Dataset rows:
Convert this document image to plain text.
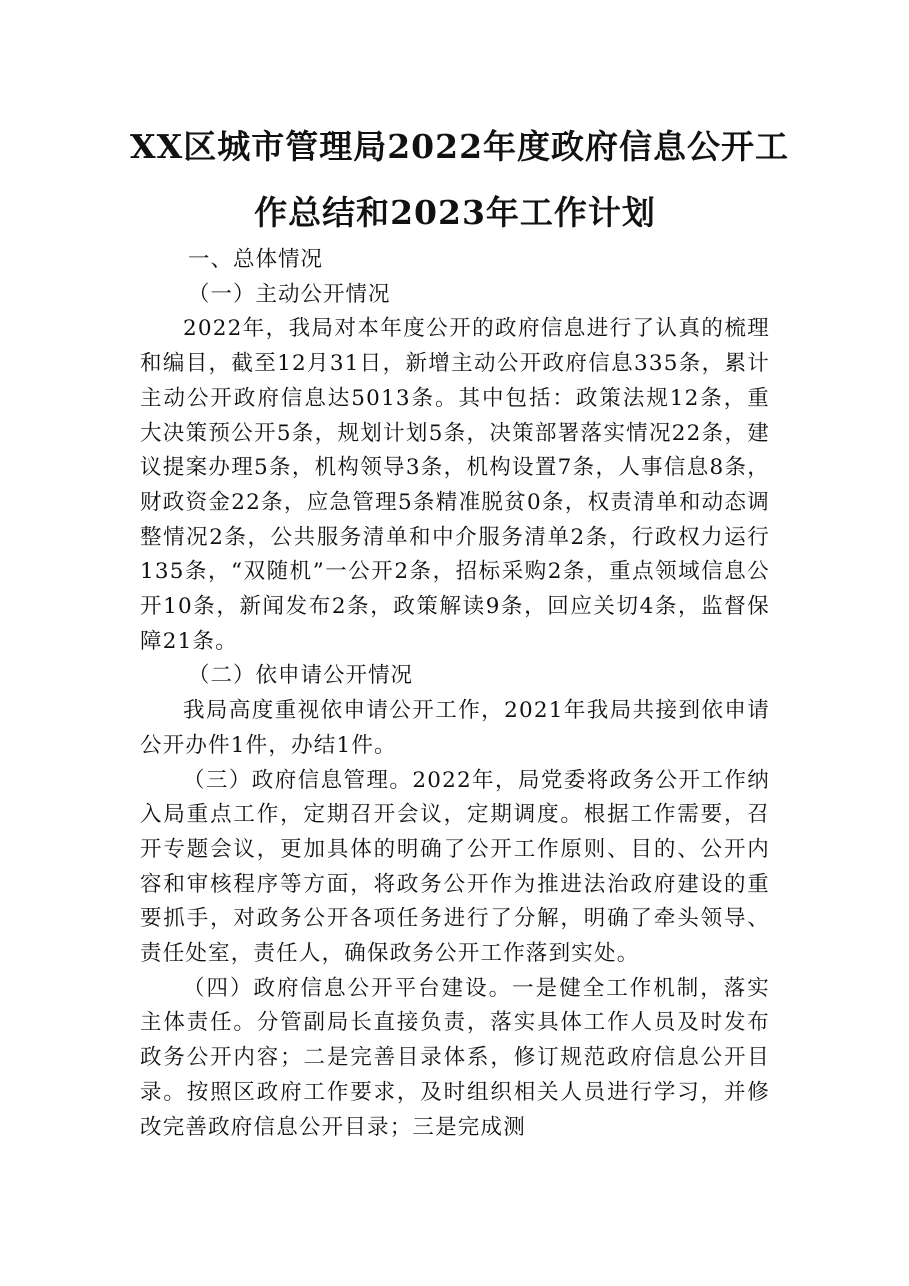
XX区城市管理局2022年度政府信息公开工
作总结和2023年工作计划

一、总体情况

（一）主动公开情况

2022年，我局对本年度公开的政府信息进行了认真的梳理和编目，截至12月31日，新增主动公开政府信息335条，累计主动公开政府信息达5013条。其中包括：政策法规12条，重大决策预公开5条，规划计划5条，决策部署落实情况22条，建议提案办理5条，机构领导3条，机构设置7条，人事信息8条，财政资金22条，应急管理5条精准脱贫0条，权责清单和动态调整情况2条，公共服务清单和中介服务清单2条，行政权力运行135条，“双随机”一公开2条，招标采购2条，重点领域信息公开10条，新闻发布2条，政策解读9条，回应关切4条，监督保障21条。

（二）依申请公开情况

我局高度重视依申请公开工作，2021年我局共接到依申请公开办件1件，办结1件。

（三）政府信息管理。2022年，局党委将政务公开工作纳入局重点工作，定期召开会议，定期调度。根据工作需要，召开专题会议，更加具体的明确了公开工作原则、目的、公开内容和审核程序等方面，将政务公开作为推进法治政府建设的重要抓手，对政务公开各项任务进行了分解，明确了牵头领导、责任处室，责任人，确保政务公开工作落到实处。

（四）政府信息公开平台建设。一是健全工作机制，落实主体责任。分管副局长直接负责，落实具体工作人员及时发布政务公开内容；二是完善目录体系，修订规范政府信息公开目录。按照区政府工作要求，及时组织相关人员进行学习，并修改完善政府信息公开目录；三是完成测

STATED TASK:
Leaving the pictures aside, transcribe the entire listing exactly.

OUTPUT FOR THIS EXERCISE:
Convert this document image to plain text.
XX区城市管理局2022年度政府信息公开工
作总结和2023年工作计划

一、总体情况

（一）主动公开情况

2022年，我局对本年度公开的政府信息进行了认真的梳理和编目，截至12月31日，新增主动公开政府信息335条，累计主动公开政府信息达5013条。其中包括：政策法规12条，重大决策预公开5条，规划计划5条，决策部署落实情况22条，建议提案办理5条，机构领导3条，机构设置7条，人事信息8条，财政资金22条，应急管理5条精准脱贫0条，权责清单和动态调整情况2条，公共服务清单和中介服务清单2条，行政权力运行135条，“双随机”一公开2条，招标采购2条，重点领域信息公开10条，新闻发布2条，政策解读9条，回应关切4条，监督保障21条。

（二）依申请公开情况

我局高度重视依申请公开工作，2021年我局共接到依申请公开办件1件，办结1件。

（三）政府信息管理。2022年，局党委将政务公开工作纳入局重点工作，定期召开会议，定期调度。根据工作需要，召开专题会议，更加具体的明确了公开工作原则、目的、公开内容和审核程序等方面，将政务公开作为推进法治政府建设的重要抓手，对政务公开各项任务进行了分解，明确了牵头领导、责任处室，责任人，确保政务公开工作落到实处。

（四）政府信息公开平台建设。一是健全工作机制，落实主体责任。分管副局长直接负责，落实具体工作人员及时发布政务公开内容；二是完善目录体系，修订规范政府信息公开目录。按照区政府工作要求，及时组织相关人员进行学习，并修改完善政府信息公开目录；三是完成测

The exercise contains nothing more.